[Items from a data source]
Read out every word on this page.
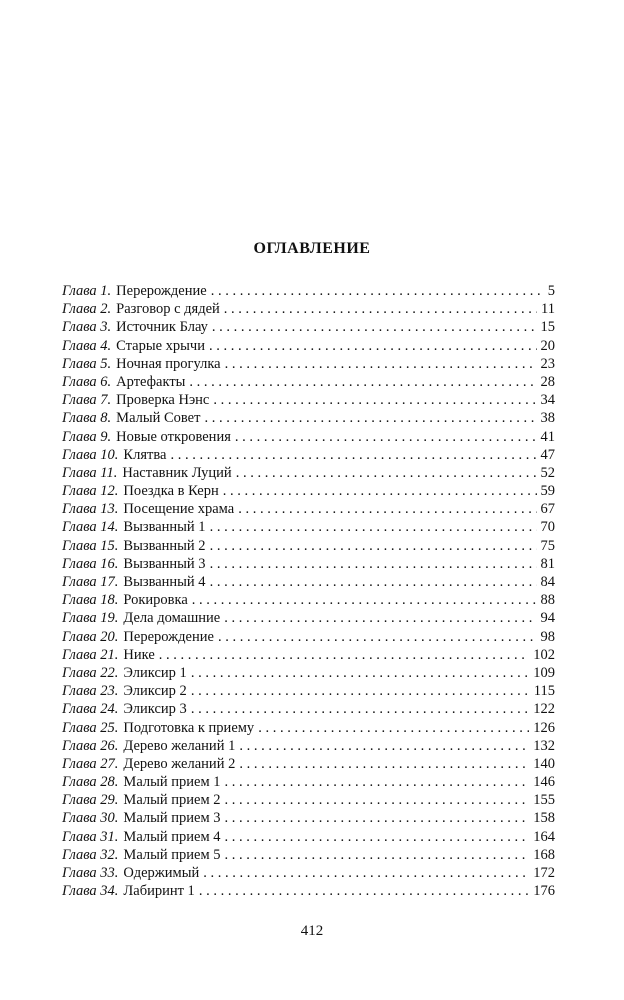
ОГЛАВЛЕНИЕ
Глава 1. Перерождение . . .	5
Глава 2. Разговор с дядей . . .	11
Глава 3. Источник Блау . . .	15
Глава 4. Старые хрычи . . .	20
Глава 5. Ночная прогулка . . .	23
Глава 6. Артефакты . . .	28
Глава 7. Проверка Нэнс . . .	34
Глава 8. Малый Совет . . .	38
Глава 9. Новые откровения . . .	41
Глава 10. Клятва . . .	47
Глава 11. Наставник Луций . . .	52
Глава 12. Поездка в Керн . . .	59
Глава 13. Посещение храма . . .	67
Глава 14. Вызванный 1 . . .	70
Глава 15. Вызванный 2 . . .	75
Глава 16. Вызванный 3 . . .	81
Глава 17. Вызванный 4 . . .	84
Глава 18. Рокировка . . .	88
Глава 19. Дела домашние . . .	94
Глава 20. Перерождение . . .	98
Глава 21. Нике . . .	102
Глава 22. Эликсир 1 . . .	109
Глава 23. Эликсир 2 . . .	115
Глава 24. Эликсир 3 . . .	122
Глава 25. Подготовка к приему . . .	126
Глава 26. Дерево желаний 1 . . .	132
Глава 27. Дерево желаний 2 . . .	140
Глава 28. Малый прием 1 . . .	146
Глава 29. Малый прием 2 . . .	155
Глава 30. Малый прием 3 . . .	158
Глава 31. Малый прием 4 . . .	164
Глава 32. Малый прием 5 . . .	168
Глава 33. Одержимый . . .	172
Глава 34. Лабиринт 1 . . .	176
412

(Directions) Skipping the pictures, transcribe each line above exactly as it appears.

(Result of this exercise)
Read out every word on this page.
ОГЛАВЛЕНИЕ
Глава 1. Перерождение . . .	5
Глава 2. Разговор с дядей . . .	11
Глава 3. Источник Блау . . .	15
Глава 4. Старые хрычи . . .	20
Глава 5. Ночная прогулка . . .	23
Глава 6. Артефакты . . .	28
Глава 7. Проверка Нэнс . . .	34
Глава 8. Малый Совет . . .	38
Глава 9. Новые откровения . . .	41
Глава 10. Клятва . . .	47
Глава 11. Наставник Луций . . .	52
Глава 12. Поездка в Керн . . .	59
Глава 13. Посещение храма . . .	67
Глава 14. Вызванный 1 . . .	70
Глава 15. Вызванный 2 . . .	75
Глава 16. Вызванный 3 . . .	81
Глава 17. Вызванный 4 . . .	84
Глава 18. Рокировка . . .	88
Глава 19. Дела домашние . . .	94
Глава 20. Перерождение . . .	98
Глава 21. Нике . . .	102
Глава 22. Эликсир 1 . . .	109
Глава 23. Эликсир 2 . . .	115
Глава 24. Эликсир 3 . . .	122
Глава 25. Подготовка к приему . . .	126
Глава 26. Дерево желаний 1 . . .	132
Глава 27. Дерево желаний 2 . . .	140
Глава 28. Малый прием 1 . . .	146
Глава 29. Малый прием 2 . . .	155
Глава 30. Малый прием 3 . . .	158
Глава 31. Малый прием 4 . . .	164
Глава 32. Малый прием 5 . . .	168
Глава 33. Одержимый . . .	172
Глава 34. Лабиринт 1 . . .	176
412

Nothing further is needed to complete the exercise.